Stored data:
------------------------

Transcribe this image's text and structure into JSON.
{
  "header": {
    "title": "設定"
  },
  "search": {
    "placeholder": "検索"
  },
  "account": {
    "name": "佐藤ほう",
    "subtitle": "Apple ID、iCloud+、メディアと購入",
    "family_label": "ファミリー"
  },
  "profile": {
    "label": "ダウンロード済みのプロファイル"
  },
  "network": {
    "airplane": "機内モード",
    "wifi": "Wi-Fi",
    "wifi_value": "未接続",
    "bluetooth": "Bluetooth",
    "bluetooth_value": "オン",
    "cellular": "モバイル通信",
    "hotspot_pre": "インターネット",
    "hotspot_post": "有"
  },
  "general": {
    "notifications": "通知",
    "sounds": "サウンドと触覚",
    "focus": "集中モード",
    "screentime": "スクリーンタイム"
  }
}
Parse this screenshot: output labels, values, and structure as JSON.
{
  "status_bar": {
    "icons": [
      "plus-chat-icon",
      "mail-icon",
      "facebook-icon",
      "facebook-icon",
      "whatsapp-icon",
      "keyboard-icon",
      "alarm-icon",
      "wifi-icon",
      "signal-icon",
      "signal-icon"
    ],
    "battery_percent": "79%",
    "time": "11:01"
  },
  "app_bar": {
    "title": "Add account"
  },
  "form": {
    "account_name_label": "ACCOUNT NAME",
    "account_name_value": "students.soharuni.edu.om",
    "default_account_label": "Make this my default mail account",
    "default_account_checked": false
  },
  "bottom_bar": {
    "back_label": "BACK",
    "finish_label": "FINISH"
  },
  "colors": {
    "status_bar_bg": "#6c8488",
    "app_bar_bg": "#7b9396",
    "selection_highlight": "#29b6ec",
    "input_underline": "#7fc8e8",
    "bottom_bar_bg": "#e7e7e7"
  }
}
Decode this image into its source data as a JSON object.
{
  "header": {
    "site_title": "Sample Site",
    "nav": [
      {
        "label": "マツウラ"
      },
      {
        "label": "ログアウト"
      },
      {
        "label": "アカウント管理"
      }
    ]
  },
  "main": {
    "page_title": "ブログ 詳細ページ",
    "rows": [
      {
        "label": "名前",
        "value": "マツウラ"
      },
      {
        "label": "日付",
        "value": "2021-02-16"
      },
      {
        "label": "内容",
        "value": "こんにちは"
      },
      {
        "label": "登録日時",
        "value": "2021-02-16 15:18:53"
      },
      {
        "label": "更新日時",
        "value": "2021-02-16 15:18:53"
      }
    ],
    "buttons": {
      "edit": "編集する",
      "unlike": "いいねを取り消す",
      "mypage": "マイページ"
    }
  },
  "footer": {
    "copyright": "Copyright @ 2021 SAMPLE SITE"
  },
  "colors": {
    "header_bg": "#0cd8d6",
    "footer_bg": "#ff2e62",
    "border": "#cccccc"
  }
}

------------------------

- EXERCISE DIRECTIONS: Locate all lines holding the word "structure", then copy them out.

- COMPLETE RESPONSE:
Transcribe this image's text and structure into JSON.
Parse this screenshot: output labels, values, and structure as JSON.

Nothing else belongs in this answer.